▸ Instruction: Write out the full set of records below exactly.

--- start Supplied data ---

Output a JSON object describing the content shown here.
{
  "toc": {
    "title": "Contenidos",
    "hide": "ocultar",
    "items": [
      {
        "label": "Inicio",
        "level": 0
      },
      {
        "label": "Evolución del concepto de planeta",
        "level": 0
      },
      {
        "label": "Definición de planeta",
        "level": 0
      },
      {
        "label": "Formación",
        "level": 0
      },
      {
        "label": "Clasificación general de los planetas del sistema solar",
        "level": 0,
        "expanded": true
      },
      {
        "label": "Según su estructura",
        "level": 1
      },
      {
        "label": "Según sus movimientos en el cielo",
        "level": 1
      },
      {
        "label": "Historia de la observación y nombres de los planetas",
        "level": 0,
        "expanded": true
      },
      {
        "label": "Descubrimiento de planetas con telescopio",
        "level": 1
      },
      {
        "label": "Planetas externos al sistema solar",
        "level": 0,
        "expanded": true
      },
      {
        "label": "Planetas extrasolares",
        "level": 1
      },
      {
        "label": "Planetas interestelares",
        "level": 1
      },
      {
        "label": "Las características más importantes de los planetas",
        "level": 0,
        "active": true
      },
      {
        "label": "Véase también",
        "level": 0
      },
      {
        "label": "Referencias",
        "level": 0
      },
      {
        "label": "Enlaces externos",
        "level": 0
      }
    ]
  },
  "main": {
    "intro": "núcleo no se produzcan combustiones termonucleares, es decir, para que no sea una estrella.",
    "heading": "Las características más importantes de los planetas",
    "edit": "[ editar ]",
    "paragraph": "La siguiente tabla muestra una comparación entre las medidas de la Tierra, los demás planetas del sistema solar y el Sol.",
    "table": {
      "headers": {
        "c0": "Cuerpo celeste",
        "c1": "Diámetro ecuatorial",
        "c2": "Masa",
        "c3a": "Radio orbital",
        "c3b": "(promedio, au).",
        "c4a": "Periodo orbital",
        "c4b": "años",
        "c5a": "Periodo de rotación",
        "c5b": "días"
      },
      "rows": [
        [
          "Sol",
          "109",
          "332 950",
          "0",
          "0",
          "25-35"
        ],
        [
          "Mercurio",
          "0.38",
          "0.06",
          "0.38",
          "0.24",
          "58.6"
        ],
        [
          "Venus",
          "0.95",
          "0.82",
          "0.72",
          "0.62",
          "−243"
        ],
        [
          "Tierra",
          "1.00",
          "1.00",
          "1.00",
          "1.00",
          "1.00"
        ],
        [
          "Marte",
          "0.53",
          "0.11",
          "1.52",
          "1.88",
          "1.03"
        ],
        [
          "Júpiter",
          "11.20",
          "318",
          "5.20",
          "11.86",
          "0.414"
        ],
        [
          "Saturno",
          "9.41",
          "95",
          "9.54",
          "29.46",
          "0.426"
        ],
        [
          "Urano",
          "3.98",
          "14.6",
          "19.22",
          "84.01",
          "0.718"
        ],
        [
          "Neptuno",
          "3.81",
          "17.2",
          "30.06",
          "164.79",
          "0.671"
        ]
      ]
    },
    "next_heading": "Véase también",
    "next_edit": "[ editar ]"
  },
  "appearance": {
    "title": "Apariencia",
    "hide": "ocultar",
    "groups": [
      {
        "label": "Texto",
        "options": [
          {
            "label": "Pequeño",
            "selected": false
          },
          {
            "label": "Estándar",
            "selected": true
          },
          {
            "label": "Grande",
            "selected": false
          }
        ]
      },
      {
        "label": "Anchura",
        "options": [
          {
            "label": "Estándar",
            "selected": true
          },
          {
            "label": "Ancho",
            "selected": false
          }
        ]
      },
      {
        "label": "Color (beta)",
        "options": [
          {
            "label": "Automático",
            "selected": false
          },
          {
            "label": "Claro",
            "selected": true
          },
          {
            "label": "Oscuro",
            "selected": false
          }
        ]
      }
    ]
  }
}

--- end Supplied data ---

▸ Solution:
Output a JSON object describing the content shown here.
{
  "toc": {
    "title": "Contenidos",
    "hide": "ocultar",
    "items": [
      {
        "label": "Inicio",
        "level": 0
      },
      {
        "label": "Evolución del concepto de planeta",
        "level": 0
      },
      {
        "label": "Definición de planeta",
        "level": 0
      },
      {
        "label": "Formación",
        "level": 0
      },
      {
        "label": "Clasificación general de los planetas del sistema solar",
        "level": 0,
        "expanded": true
      },
      {
        "label": "Según su estructura",
        "level": 1
      },
      {
        "label": "Según sus movimientos en el cielo",
        "level": 1
      },
      {
        "label": "Historia de la observación y nombres de los planetas",
        "level": 0,
        "expanded": true
      },
      {
        "label": "Descubrimiento de planetas con telescopio",
        "level": 1
      },
      {
        "label": "Planetas externos al sistema solar",
        "level": 0,
        "expanded": true
      },
      {
        "label": "Planetas extrasolares",
        "level": 1
      },
      {
        "label": "Planetas interestelares",
        "level": 1
      },
      {
        "label": "Las características más importantes de los planetas",
        "level": 0,
        "active": true
      },
      {
        "label": "Véase también",
        "level": 0
      },
      {
        "label": "Referencias",
        "level": 0
      },
      {
        "label": "Enlaces externos",
        "level": 0
      }
    ]
  },
  "main": {
    "intro": "núcleo no se produzcan combustiones termonucleares, es decir, para que no sea una estrella.",
    "heading": "Las características más importantes de los planetas",
    "edit": "[ editar ]",
    "paragraph": "La siguiente tabla muestra una comparación entre las medidas de la Tierra, los demás planetas del sistema solar y el Sol.",
    "table": {
      "headers": {
        "c0": "Cuerpo celeste",
        "c1": "Diámetro ecuatorial",
        "c2": "Masa",
        "c3a": "Radio orbital",
        "c3b": "(promedio, au).",
        "c4a": "Periodo orbital",
        "c4b": "años",
        "c5a": "Periodo de rotación",
        "c5b": "días"
      },
      "rows": [
        [
          "Sol",
          "109",
          "332 950",
          "0",
          "0",
          "25-35"
        ],
        [
          "Mercurio",
          "0.38",
          "0.06",
          "0.38",
          "0.24",
          "58.6"
        ],
        [
          "Venus",
          "0.95",
          "0.82",
          "0.72",
          "0.62",
          "−243"
        ],
        [
          "Tierra",
          "1.00",
          "1.00",
          "1.00",
          "1.00",
          "1.00"
        ],
        [
          "Marte",
          "0.53",
          "0.11",
          "1.52",
          "1.88",
          "1.03"
        ],
        [
          "Júpiter",
          "11.20",
          "318",
          "5.20",
          "11.86",
          "0.414"
        ],
        [
          "Saturno",
          "9.41",
          "95",
          "9.54",
          "29.46",
          "0.426"
        ],
        [
          "Urano",
          "3.98",
          "14.6",
          "19.22",
          "84.01",
          "0.718"
        ],
        [
          "Neptuno",
          "3.81",
          "17.2",
          "30.06",
          "164.79",
          "0.671"
        ]
      ]
    },
    "next_heading": "Véase también",
    "next_edit": "[ editar ]"
  },
  "appearance": {
    "title": "Apariencia",
    "hide": "ocultar",
    "groups": [
      {
        "label": "Texto",
        "options": [
          {
            "label": "Pequeño",
            "selected": false
          },
          {
            "label": "Estándar",
            "selected": true
          },
          {
            "label": "Grande",
            "selected": false
          }
        ]
      },
      {
        "label": "Anchura",
        "options": [
          {
            "label": "Estándar",
            "selected": true
          },
          {
            "label": "Ancho",
            "selected": false
          }
        ]
      },
      {
        "label": "Color (beta)",
        "options": [
          {
            "label": "Automático",
            "selected": false
          },
          {
            "label": "Claro",
            "selected": true
          },
          {
            "label": "Oscuro",
            "selected": false
          }
        ]
      }
    ]
  }
}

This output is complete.